=== Written instruction ===
Copy every entry word for word, but skip the pictures.

=== Exercise input ===

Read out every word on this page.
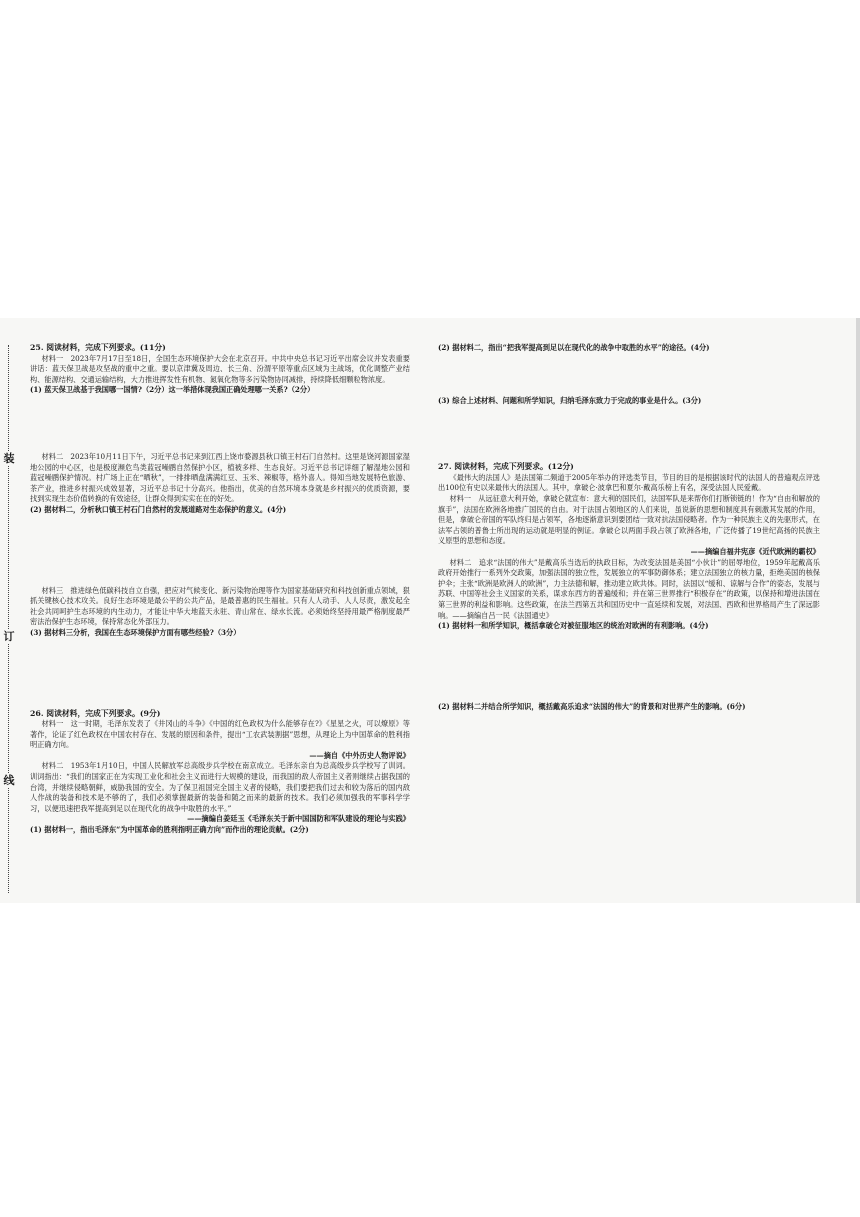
装
订
线
25. 阅读材料，完成下列要求。(11分)

材料一　2023年7月17日至18日，全国生态环境保护大会在北京召开。中共中央总书记习近平出席会议并发表重要讲话：蓝天保卫战是攻坚战的重中之重。要以京津冀及周边、长三角、汾渭平原等重点区域为主战场，优化调整产业结构、能源结构、交通运输结构，大力推进挥发性有机物、氮氧化物等多污染物协同减排，持续降低细颗粒物浓度。

(1) 蓝天保卫战基于我国哪一国情?（2分）这一举措体现我国正确处理哪一关系?（2分）

材料二　2023年10月11日下午，习近平总书记来到江西上饶市婺源县秋口镇王村石门自然村。这里是饶河源国家湿地公园的中心区，也是极度濒危鸟类蓝冠噪鹛自然保护小区，植被多样、生态良好。习近平总书记详细了解湿地公园和蓝冠噪鹛保护情况。村广场上正在“晒秋”，一排排晒盘满满红豆、玉米、辣椒等，格外喜人。得知当地发展特色旅游、茶产业，推进乡村振兴成效显著，习近平总书记十分高兴。他指出，优美的自然环境本身就是乡村振兴的优质资源，要找到实现生态价值转换的有效途径，让群众得到实实在在的好处。

(2) 据材料二，分析秋口镇王村石门自然村的发展道路对生态保护的意义。(4分)

材料三　推进绿色低碳科技自立自强，把应对气候变化、新污染物治理等作为国家基础研究和科技创新重点领域，狠抓关键核心技术攻关。良好生态环境是最公平的公共产品，是最普惠的民生福祉。只有人人动手、人人尽责，激发起全社会共同呵护生态环境的内生动力，才能让中华大地蓝天永驻、青山常在、绿水长流。必须始终坚持用最严格制度最严密法治保护生态环境，保持常态化外部压力。

(3) 据材料三分析，我国在生态环境保护方面有哪些经验?（3分）

26. 阅读材料，完成下列要求。(9分)

材料一　这一时期，毛泽东发表了《井冈山的斗争》《中国的红色政权为什么能够存在?》《星星之火，可以燎原》等著作，论证了红色政权在中国农村存在、发展的原因和条件，提出“工农武装割据”思想，从理论上为中国革命的胜利指明正确方向。

——摘自《中外历史人物评说》

材料二　1953年1月10日，中国人民解放军总高级步兵学校在南京成立。毛泽东亲自为总高级步兵学校写了训词。训词指出：“我们的国家正在为实现工业化和社会主义而进行大规模的建设，而我国的敌人帝国主义者则继续占据我国的台湾，并继续侵略朝鲜，威胁我国的安全。为了保卫祖国完全国主义者的侵略，我们要把我们过去和较为落后的国内敌人作战的装备和技术是不够的了，我们必须掌握最新的装备和随之而来的最新的技术。我们必须加强我的军事科学学习，以便迅速把我军提高到足以在现代化的战争中取胜的水平。”

——摘编自姜廷玉《毛泽东关于新中国国防和军队建设的理论与实践》

(1) 据材料一，指出毛泽东“为中国革命的胜利指明正确方向”而作出的理论贡献。(2分)

(2) 据材料二，指出“把我军提高到足以在现代化的战争中取胜的水平”的途径。(4分)

(3) 综合上述材料、问题和所学知识，归纳毛泽东致力于完成的事业是什么。(3分)

27. 阅读材料，完成下列要求。(12分)

《最伟大的法国人》是法国第二频道于2005年举办的评选类节目，节目的目的是根据该时代的法国人的普遍观点评选出100位有史以来最伟大的法国人。其中，拿破仑·波拿巴和夏尔·戴高乐榜上有名，深受法国人民爱戴。

材料一　从远征意大利开始，拿破仑就宣布：意大利的国民们，法国军队是来帮你们打断锁链的！作为“自由和解放的旗手”，法国在欧洲各地推广国民的自由。对于法国占领地区的人们来说，虽说新的思想和制度具有刺激其发展的作用，但是，拿破仑帝国的军队终归是占领军，各地逐渐意识到要团结一致对抗法国侵略者。作为一种民族主义的先驱形式，在法军占领的普鲁士所出现的运动就是明显的例证。拿破仑以两面手段占领了欧洲各地，广泛传播了19世纪高扬的民族主义原型的思想和态度。

——摘编自福井宪彦《近代欧洲的霸权》

材料二　追求“法国的伟大”是戴高乐当选后的执政目标，为改变法国是美国“小伙计”的屈辱地位，1959年起戴高乐政府开始推行一系列外交政策，加强法国的独立性，发展独立的军事防御体系；建立法国独立的核力量，拒绝美国的核保护伞；主张“欧洲是欧洲人的欧洲”，力主法德和解，推动建立欧共体。同时，法国以“缓和、谅解与合作”的姿态，发展与苏联、中国等社会主义国家的关系，谋求东西方的普遍缓和；并在第三世界推行“积极存在”的政策，以保持和增进法国在第三世界的利益和影响。这些政策，在法兰西第五共和国历史中一直延续和发展，对法国、西欧和世界格局产生了深远影响。——摘编自吕一民《法国通史》

(1) 据材料一和所学知识，概括拿破仑对被征服地区的统治对欧洲的有利影响。(4分)

(2) 据材料二并结合所学知识，概括戴高乐追求“法国的伟大”的背景和对世界产生的影响。(6分)
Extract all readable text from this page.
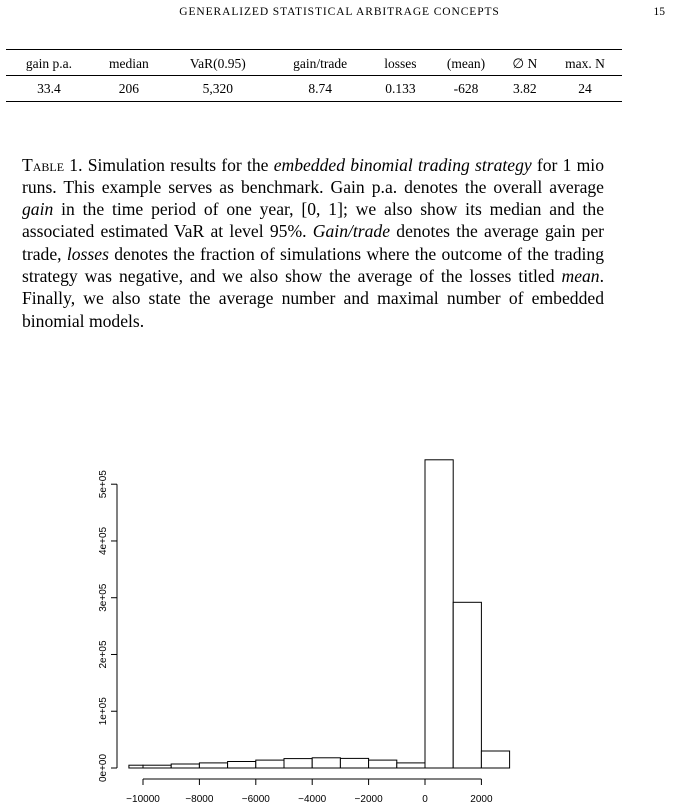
GENERALIZED STATISTICAL ARBITRAGE CONCEPTS	15
gain p.a.	median	VaR(0.95)	gain/trade	losses	(mean)	∅ N	max. N
33.4	206	5,320	8.74	0.133	-628	3.82	24

Table 1. Simulation results for the embedded binomial trading strategy for 1 mio runs. This example serves as benchmark. Gain p.a. denotes the overall average gain in the time period of one year, [0, 1]; we also show its median and the associated estimated VaR at level 95%. Gain/trade denotes the average gain per trade, losses denotes the fraction of simulations where the outcome of the trading strategy was negative, and we also show the average of the losses titled mean. Finally, we also state the average number and maximal number of embedded binomial models.

−10000	−8000	−6000	−4000	−2000	0	2000
0e+00
1e+05
2e+05
3e+05
4e+05
5e+05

=== Output of the exercise ===
Read out every word on this page.
装
订
线
25. 阅读材料，完成下列要求。(11分)

材料一　2023年7月17日至18日，全国生态环境保护大会在北京召开。中共中央总书记习近平出席会议并发表重要讲话：蓝天保卫战是攻坚战的重中之重。要以京津冀及周边、长三角、汾渭平原等重点区域为主战场，优化调整产业结构、能源结构、交通运输结构，大力推进挥发性有机物、氮氧化物等多污染物协同减排，持续降低细颗粒物浓度。

(1) 蓝天保卫战基于我国哪一国情?（2分）这一举措体现我国正确处理哪一关系?（2分）

材料二　2023年10月11日下午，习近平总书记来到江西上饶市婺源县秋口镇王村石门自然村。这里是饶河源国家湿地公园的中心区，也是极度濒危鸟类蓝冠噪鹛自然保护小区，植被多样、生态良好。习近平总书记详细了解湿地公园和蓝冠噪鹛保护情况。村广场上正在“晒秋”，一排排晒盘满满红豆、玉米、辣椒等，格外喜人。得知当地发展特色旅游、茶产业，推进乡村振兴成效显著，习近平总书记十分高兴。他指出，优美的自然环境本身就是乡村振兴的优质资源，要找到实现生态价值转换的有效途径，让群众得到实实在在的好处。

(2) 据材料二，分析秋口镇王村石门自然村的发展道路对生态保护的意义。(4分)

材料三　推进绿色低碳科技自立自强，把应对气候变化、新污染物治理等作为国家基础研究和科技创新重点领域，狠抓关键核心技术攻关。良好生态环境是最公平的公共产品，是最普惠的民生福祉。只有人人动手、人人尽责，激发起全社会共同呵护生态环境的内生动力，才能让中华大地蓝天永驻、青山常在、绿水长流。必须始终坚持用最严格制度最严密法治保护生态环境，保持常态化外部压力。

(3) 据材料三分析，我国在生态环境保护方面有哪些经验?（3分）

26. 阅读材料，完成下列要求。(9分)

材料一　这一时期，毛泽东发表了《井冈山的斗争》《中国的红色政权为什么能够存在?》《星星之火，可以燎原》等著作，论证了红色政权在中国农村存在、发展的原因和条件，提出“工农武装割据”思想，从理论上为中国革命的胜利指明正确方向。

——摘自《中外历史人物评说》

材料二　1953年1月10日，中国人民解放军总高级步兵学校在南京成立。毛泽东亲自为总高级步兵学校写了训词。训词指出：“我们的国家正在为实现工业化和社会主义而进行大规模的建设，而我国的敌人帝国主义者则继续占据我国的台湾，并继续侵略朝鲜，威胁我国的安全。为了保卫祖国完全国主义者的侵略，我们要把我们过去和较为落后的国内敌人作战的装备和技术是不够的了，我们必须掌握最新的装备和随之而来的最新的技术。我们必须加强我的军事科学学习，以便迅速把我军提高到足以在现代化的战争中取胜的水平。”

——摘编自姜廷玉《毛泽东关于新中国国防和军队建设的理论与实践》

(1) 据材料一，指出毛泽东“为中国革命的胜利指明正确方向”而作出的理论贡献。(2分)

(2) 据材料二，指出“把我军提高到足以在现代化的战争中取胜的水平”的途径。(4分)

(3) 综合上述材料、问题和所学知识，归纳毛泽东致力于完成的事业是什么。(3分)

27. 阅读材料，完成下列要求。(12分)

《最伟大的法国人》是法国第二频道于2005年举办的评选类节目，节目的目的是根据该时代的法国人的普遍观点评选出100位有史以来最伟大的法国人。其中，拿破仑·波拿巴和夏尔·戴高乐榜上有名，深受法国人民爱戴。

材料一　从远征意大利开始，拿破仑就宣布：意大利的国民们，法国军队是来帮你们打断锁链的！作为“自由和解放的旗手”，法国在欧洲各地推广国民的自由。对于法国占领地区的人们来说，虽说新的思想和制度具有刺激其发展的作用，但是，拿破仑帝国的军队终归是占领军，各地逐渐意识到要团结一致对抗法国侵略者。作为一种民族主义的先驱形式，在法军占领的普鲁士所出现的运动就是明显的例证。拿破仑以两面手段占领了欧洲各地，广泛传播了19世纪高扬的民族主义原型的思想和态度。

——摘编自福井宪彦《近代欧洲的霸权》

材料二　追求“法国的伟大”是戴高乐当选后的执政目标，为改变法国是美国“小伙计”的屈辱地位，1959年起戴高乐政府开始推行一系列外交政策，加强法国的独立性，发展独立的军事防御体系；建立法国独立的核力量，拒绝美国的核保护伞；主张“欧洲是欧洲人的欧洲”，力主法德和解，推动建立欧共体。同时，法国以“缓和、谅解与合作”的姿态，发展与苏联、中国等社会主义国家的关系，谋求东西方的普遍缓和；并在第三世界推行“积极存在”的政策，以保持和增进法国在第三世界的利益和影响。这些政策，在法兰西第五共和国历史中一直延续和发展，对法国、西欧和世界格局产生了深远影响。——摘编自吕一民《法国通史》

(1) 据材料一和所学知识，概括拿破仑对被征服地区的统治对欧洲的有利影响。(4分)

(2) 据材料二并结合所学知识，概括戴高乐追求“法国的伟大”的背景和对世界产生的影响。(6分)
Extract all readable text from this page.
GENERALIZED STATISTICAL ARBITRAGE CONCEPTS	15
gain p.a.	median	VaR(0.95)	gain/trade	losses	(mean)	∅ N	max. N
33.4	206	5,320	8.74	0.133	-628	3.82	24

Table 1. Simulation results for the embedded binomial trading strategy for 1 mio runs. This example serves as benchmark. Gain p.a. denotes the overall average gain in the time period of one year, [0, 1]; we also show its median and the associated estimated VaR at level 95%. Gain/trade denotes the average gain per trade, losses denotes the fraction of simulations where the outcome of the trading strategy was negative, and we also show the average of the losses titled mean. Finally, we also state the average number and maximal number of embedded binomial models.

−10000	−8000	−6000	−4000	−2000	0	2000
0e+00
1e+05
2e+05
3e+05
4e+05
5e+05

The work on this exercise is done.